▸ **Supplied material**
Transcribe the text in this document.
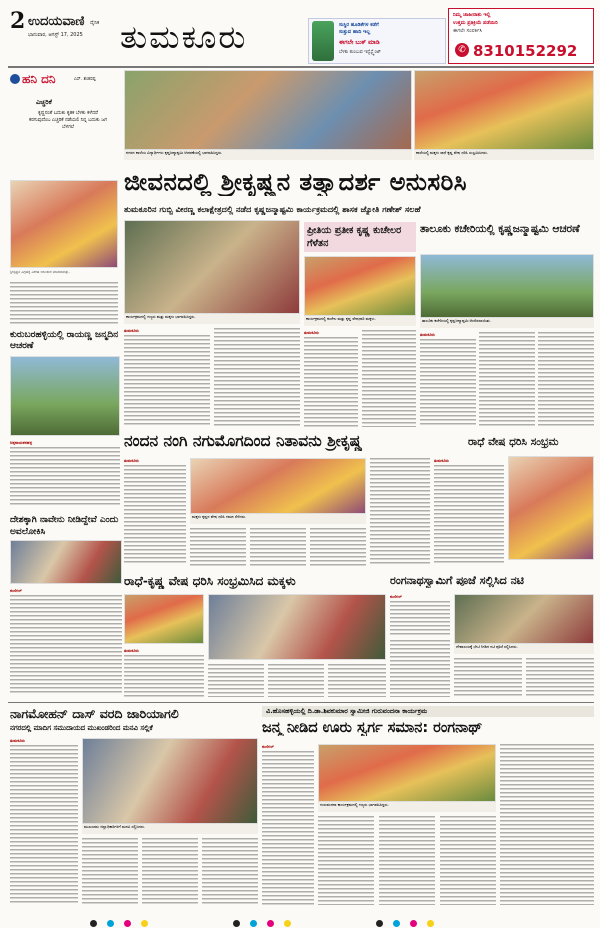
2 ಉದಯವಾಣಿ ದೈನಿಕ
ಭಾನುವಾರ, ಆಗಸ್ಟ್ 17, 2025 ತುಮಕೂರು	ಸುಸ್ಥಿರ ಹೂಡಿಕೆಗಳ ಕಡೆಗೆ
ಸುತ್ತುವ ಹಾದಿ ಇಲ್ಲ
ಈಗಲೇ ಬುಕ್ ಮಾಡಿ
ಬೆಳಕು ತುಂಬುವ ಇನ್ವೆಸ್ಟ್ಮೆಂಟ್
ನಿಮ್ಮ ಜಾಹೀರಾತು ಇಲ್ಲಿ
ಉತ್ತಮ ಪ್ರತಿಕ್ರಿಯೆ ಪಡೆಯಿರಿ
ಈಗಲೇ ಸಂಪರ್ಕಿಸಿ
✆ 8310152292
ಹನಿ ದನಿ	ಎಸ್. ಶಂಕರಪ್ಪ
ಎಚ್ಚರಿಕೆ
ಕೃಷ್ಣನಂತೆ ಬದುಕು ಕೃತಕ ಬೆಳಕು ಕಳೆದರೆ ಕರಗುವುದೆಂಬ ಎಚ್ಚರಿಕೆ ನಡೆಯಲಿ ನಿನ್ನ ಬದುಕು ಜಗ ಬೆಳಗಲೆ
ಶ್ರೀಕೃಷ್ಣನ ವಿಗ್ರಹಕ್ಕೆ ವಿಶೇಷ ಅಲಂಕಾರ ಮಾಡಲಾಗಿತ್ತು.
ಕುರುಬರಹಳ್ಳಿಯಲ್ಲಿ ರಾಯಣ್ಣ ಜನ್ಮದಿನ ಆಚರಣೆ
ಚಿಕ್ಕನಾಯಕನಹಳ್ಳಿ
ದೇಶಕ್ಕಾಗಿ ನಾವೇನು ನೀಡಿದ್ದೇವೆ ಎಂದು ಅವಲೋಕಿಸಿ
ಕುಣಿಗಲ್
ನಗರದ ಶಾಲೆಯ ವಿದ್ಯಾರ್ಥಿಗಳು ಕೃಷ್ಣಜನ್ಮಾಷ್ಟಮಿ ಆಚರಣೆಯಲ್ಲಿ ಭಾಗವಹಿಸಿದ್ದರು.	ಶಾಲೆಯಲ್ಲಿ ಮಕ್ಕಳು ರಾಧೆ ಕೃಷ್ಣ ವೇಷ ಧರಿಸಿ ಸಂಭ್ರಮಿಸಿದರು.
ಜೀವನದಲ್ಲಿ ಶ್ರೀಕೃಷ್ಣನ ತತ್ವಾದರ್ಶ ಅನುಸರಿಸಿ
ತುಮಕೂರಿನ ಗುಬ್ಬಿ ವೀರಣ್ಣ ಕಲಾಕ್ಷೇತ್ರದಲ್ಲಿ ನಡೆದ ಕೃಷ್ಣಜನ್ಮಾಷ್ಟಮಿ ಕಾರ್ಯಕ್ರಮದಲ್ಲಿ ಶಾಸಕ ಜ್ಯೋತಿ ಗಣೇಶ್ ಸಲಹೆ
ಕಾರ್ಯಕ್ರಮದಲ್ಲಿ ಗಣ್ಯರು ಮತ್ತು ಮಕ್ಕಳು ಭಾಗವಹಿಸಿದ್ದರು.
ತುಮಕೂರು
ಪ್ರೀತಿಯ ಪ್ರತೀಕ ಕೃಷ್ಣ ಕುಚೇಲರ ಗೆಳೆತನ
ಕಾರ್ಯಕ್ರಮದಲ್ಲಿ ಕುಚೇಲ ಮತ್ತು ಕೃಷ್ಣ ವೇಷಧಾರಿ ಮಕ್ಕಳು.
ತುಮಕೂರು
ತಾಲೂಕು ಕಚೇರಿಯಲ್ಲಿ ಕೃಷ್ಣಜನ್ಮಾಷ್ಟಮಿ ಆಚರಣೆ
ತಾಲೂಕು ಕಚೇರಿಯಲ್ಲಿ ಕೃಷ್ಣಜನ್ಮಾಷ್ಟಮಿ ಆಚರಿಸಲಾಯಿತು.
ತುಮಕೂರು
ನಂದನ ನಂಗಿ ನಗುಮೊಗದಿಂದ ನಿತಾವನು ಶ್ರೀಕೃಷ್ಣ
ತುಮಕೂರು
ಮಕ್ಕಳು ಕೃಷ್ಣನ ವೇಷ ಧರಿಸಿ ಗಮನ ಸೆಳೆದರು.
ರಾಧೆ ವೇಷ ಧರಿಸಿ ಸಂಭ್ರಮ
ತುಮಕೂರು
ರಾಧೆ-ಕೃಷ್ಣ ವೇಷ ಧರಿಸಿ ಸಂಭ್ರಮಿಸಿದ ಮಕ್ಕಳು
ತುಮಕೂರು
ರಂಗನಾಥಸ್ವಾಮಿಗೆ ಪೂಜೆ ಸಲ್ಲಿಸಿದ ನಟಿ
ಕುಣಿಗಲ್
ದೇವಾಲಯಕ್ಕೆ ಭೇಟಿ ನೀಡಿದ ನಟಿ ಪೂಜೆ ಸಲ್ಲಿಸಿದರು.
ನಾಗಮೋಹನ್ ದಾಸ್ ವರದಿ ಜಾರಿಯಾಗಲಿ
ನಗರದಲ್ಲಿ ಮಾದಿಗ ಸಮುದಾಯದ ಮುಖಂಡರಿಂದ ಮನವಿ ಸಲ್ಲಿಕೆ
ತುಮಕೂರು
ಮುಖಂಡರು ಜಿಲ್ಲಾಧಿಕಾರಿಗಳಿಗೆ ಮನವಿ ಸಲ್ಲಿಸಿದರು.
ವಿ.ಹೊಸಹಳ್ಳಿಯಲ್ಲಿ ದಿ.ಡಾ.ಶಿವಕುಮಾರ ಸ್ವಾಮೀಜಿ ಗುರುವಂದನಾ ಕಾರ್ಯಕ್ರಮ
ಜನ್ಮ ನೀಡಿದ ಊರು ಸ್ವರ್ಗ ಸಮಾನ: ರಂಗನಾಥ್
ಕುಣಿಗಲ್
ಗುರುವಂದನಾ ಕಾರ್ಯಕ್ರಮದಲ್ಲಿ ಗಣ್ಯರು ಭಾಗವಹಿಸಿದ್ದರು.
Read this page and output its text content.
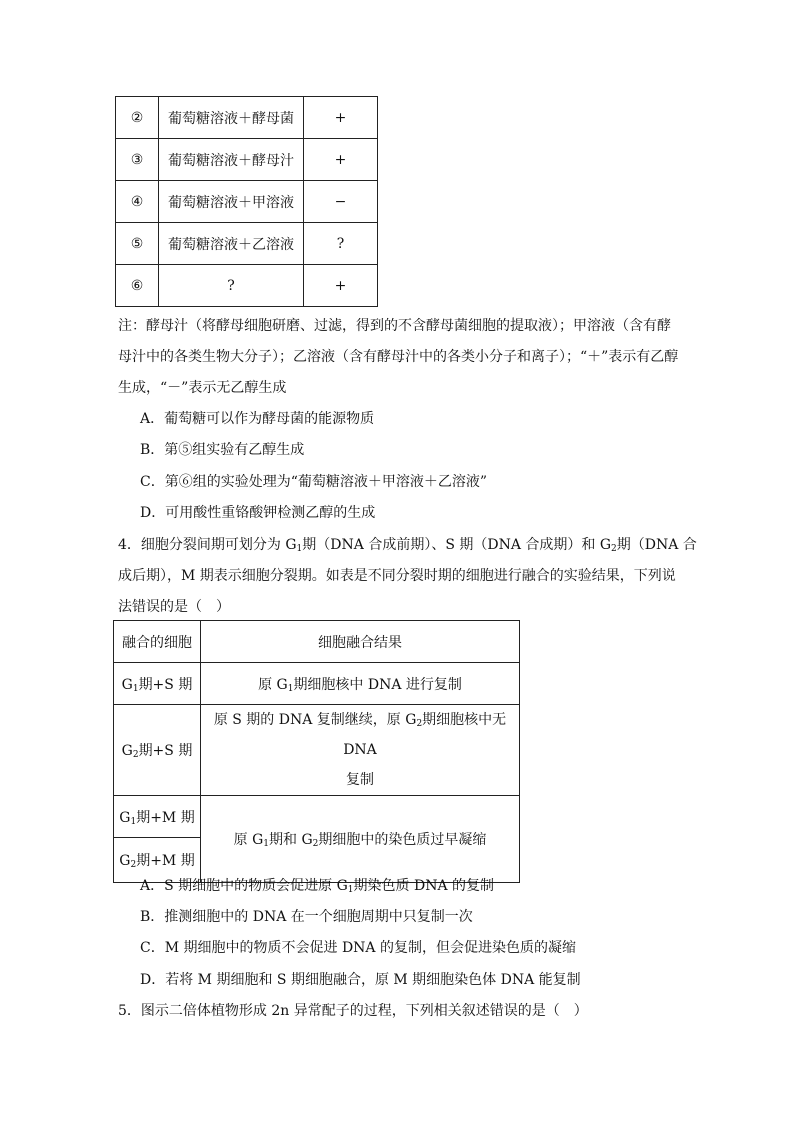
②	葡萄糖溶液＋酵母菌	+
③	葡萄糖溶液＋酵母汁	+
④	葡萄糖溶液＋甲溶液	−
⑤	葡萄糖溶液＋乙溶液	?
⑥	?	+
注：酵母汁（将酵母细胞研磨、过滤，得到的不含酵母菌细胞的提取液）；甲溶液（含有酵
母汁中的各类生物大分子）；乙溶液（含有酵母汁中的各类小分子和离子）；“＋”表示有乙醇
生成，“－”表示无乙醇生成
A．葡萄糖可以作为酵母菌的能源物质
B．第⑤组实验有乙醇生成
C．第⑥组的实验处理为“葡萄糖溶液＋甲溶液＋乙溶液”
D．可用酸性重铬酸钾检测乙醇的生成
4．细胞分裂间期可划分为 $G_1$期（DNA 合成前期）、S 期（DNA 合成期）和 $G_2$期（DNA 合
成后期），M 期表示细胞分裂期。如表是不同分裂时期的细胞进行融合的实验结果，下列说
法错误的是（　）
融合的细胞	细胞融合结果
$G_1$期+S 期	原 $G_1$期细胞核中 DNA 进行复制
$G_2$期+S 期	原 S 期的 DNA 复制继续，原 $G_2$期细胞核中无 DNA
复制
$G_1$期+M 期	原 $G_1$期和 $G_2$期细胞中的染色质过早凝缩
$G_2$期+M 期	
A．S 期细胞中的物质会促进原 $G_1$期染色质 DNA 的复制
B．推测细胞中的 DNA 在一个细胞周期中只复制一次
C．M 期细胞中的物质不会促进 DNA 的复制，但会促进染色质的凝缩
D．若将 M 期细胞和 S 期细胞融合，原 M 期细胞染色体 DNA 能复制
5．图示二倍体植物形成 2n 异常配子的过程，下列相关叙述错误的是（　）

▸ **Request**
List every line above that holds the word "ಆಚರಣ".

▸ **Full output**
ಕುರುಬರಹಳ್ಳಿಯಲ್ಲಿ ರಾಯಣ್ಣ ಜನ್ಮದಿನ ಆಚರಣೆ
ನಗರದ ಶಾಲೆಯ ವಿದ್ಯಾರ್ಥಿಗಳು ಕೃಷ್ಣಜನ್ಮಾಷ್ಟಮಿ ಆಚರಣೆಯಲ್ಲಿ ಭಾಗವಹಿಸಿದ್ದರು.	ಶಾಲೆಯಲ್ಲಿ ಮಕ್ಕಳು ರಾಧೆ ಕೃಷ್ಣ ವೇಷ ಧರಿಸಿ ಸಂಭ್ರಮಿಸಿದರು.
ತಾಲೂಕು ಕಚೇರಿಯಲ್ಲಿ ಕೃಷ್ಣಜನ್ಮಾಷ್ಟಮಿ ಆಚರಣೆ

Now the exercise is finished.